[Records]

#####

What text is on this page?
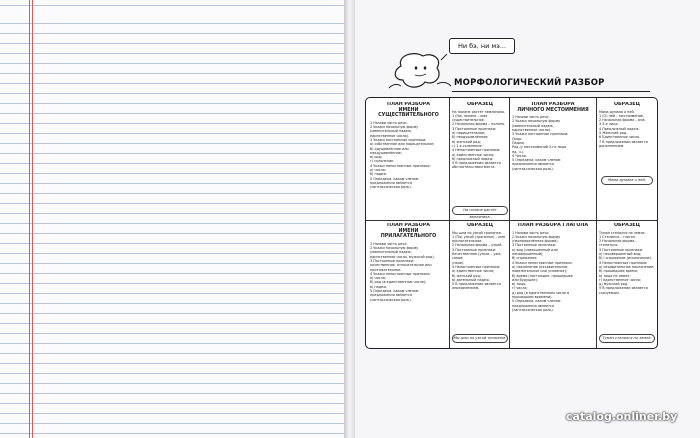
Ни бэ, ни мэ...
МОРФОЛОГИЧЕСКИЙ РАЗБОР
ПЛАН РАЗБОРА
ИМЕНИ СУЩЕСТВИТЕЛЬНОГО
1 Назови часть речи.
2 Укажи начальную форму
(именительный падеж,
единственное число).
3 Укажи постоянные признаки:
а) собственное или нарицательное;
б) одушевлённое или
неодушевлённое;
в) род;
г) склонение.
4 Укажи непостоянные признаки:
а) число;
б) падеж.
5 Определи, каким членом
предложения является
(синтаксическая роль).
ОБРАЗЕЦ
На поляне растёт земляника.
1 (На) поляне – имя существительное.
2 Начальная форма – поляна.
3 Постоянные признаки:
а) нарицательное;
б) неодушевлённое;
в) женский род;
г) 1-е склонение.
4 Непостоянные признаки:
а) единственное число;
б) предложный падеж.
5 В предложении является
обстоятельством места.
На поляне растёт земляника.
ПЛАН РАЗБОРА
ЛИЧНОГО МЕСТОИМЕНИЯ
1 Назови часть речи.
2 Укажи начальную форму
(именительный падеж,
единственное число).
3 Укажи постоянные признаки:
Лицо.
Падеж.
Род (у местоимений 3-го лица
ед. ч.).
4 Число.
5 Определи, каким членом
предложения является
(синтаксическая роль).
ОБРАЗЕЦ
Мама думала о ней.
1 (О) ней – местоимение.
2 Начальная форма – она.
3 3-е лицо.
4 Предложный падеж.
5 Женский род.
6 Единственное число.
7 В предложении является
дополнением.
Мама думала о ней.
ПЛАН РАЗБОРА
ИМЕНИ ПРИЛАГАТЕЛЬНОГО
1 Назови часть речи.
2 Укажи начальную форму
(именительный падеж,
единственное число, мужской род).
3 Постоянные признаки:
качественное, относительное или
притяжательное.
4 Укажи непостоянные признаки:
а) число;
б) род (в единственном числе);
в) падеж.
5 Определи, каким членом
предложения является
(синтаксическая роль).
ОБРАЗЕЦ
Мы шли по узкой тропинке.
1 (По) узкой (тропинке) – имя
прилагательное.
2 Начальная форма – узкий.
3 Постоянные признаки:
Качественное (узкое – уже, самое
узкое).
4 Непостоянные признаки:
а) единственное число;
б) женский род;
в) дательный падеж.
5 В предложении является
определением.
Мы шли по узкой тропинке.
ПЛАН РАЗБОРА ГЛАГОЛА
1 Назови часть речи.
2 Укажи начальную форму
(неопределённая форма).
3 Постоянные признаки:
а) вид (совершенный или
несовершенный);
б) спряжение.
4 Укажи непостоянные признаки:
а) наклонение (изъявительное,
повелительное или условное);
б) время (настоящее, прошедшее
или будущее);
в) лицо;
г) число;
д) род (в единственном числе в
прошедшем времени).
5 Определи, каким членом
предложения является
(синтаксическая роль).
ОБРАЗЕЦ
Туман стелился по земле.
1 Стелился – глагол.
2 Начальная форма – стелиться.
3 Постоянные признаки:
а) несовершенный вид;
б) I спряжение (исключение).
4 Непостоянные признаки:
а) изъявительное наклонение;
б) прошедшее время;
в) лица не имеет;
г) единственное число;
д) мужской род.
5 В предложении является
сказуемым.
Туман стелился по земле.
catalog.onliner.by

#####

Leave out the pictures and output the rest of the material exactly as written.

What text is on this page?
Ни бэ, ни мэ...
МОРФОЛОГИЧЕСКИЙ РАЗБОР
ПЛАН РАЗБОРА
ИМЕНИ СУЩЕСТВИТЕЛЬНОГО
1 Назови часть речи.
2 Укажи начальную форму
(именительный падеж,
единственное число).
3 Укажи постоянные признаки:
а) собственное или нарицательное;
б) одушевлённое или
неодушевлённое;
в) род;
г) склонение.
4 Укажи непостоянные признаки:
а) число;
б) падеж.
5 Определи, каким членом
предложения является
(синтаксическая роль).
ОБРАЗЕЦ
На поляне растёт земляника.
1 (На) поляне – имя существительное.
2 Начальная форма – поляна.
3 Постоянные признаки:
а) нарицательное;
б) неодушевлённое;
в) женский род;
г) 1-е склонение.
4 Непостоянные признаки:
а) единственное число;
б) предложный падеж.
5 В предложении является
обстоятельством места.
На поляне растёт земляника.
ПЛАН РАЗБОРА
ЛИЧНОГО МЕСТОИМЕНИЯ
1 Назови часть речи.
2 Укажи начальную форму
(именительный падеж,
единственное число).
3 Укажи постоянные признаки:
Лицо.
Падеж.
Род (у местоимений 3-го лица
ед. ч.).
4 Число.
5 Определи, каким членом
предложения является
(синтаксическая роль).
ОБРАЗЕЦ
Мама думала о ней.
1 (О) ней – местоимение.
2 Начальная форма – она.
3 3-е лицо.
4 Предложный падеж.
5 Женский род.
6 Единственное число.
7 В предложении является
дополнением.
Мама думала о ней.
ПЛАН РАЗБОРА
ИМЕНИ ПРИЛАГАТЕЛЬНОГО
1 Назови часть речи.
2 Укажи начальную форму
(именительный падеж,
единственное число, мужской род).
3 Постоянные признаки:
качественное, относительное или
притяжательное.
4 Укажи непостоянные признаки:
а) число;
б) род (в единственном числе);
в) падеж.
5 Определи, каким членом
предложения является
(синтаксическая роль).
ОБРАЗЕЦ
Мы шли по узкой тропинке.
1 (По) узкой (тропинке) – имя
прилагательное.
2 Начальная форма – узкий.
3 Постоянные признаки:
Качественное (узкое – уже, самое
узкое).
4 Непостоянные признаки:
а) единственное число;
б) женский род;
в) дательный падеж.
5 В предложении является
определением.
Мы шли по узкой тропинке.
ПЛАН РАЗБОРА ГЛАГОЛА
1 Назови часть речи.
2 Укажи начальную форму
(неопределённая форма).
3 Постоянные признаки:
а) вид (совершенный или
несовершенный);
б) спряжение.
4 Укажи непостоянные признаки:
а) наклонение (изъявительное,
повелительное или условное);
б) время (настоящее, прошедшее
или будущее);
в) лицо;
г) число;
д) род (в единственном числе в
прошедшем времени).
5 Определи, каким членом
предложения является
(синтаксическая роль).
ОБРАЗЕЦ
Туман стелился по земле.
1 Стелился – глагол.
2 Начальная форма – стелиться.
3 Постоянные признаки:
а) несовершенный вид;
б) I спряжение (исключение).
4 Непостоянные признаки:
а) изъявительное наклонение;
б) прошедшее время;
в) лица не имеет;
г) единственное число;
д) мужской род.
5 В предложении является
сказуемым.
Туман стелился по земле.
catalog.onliner.by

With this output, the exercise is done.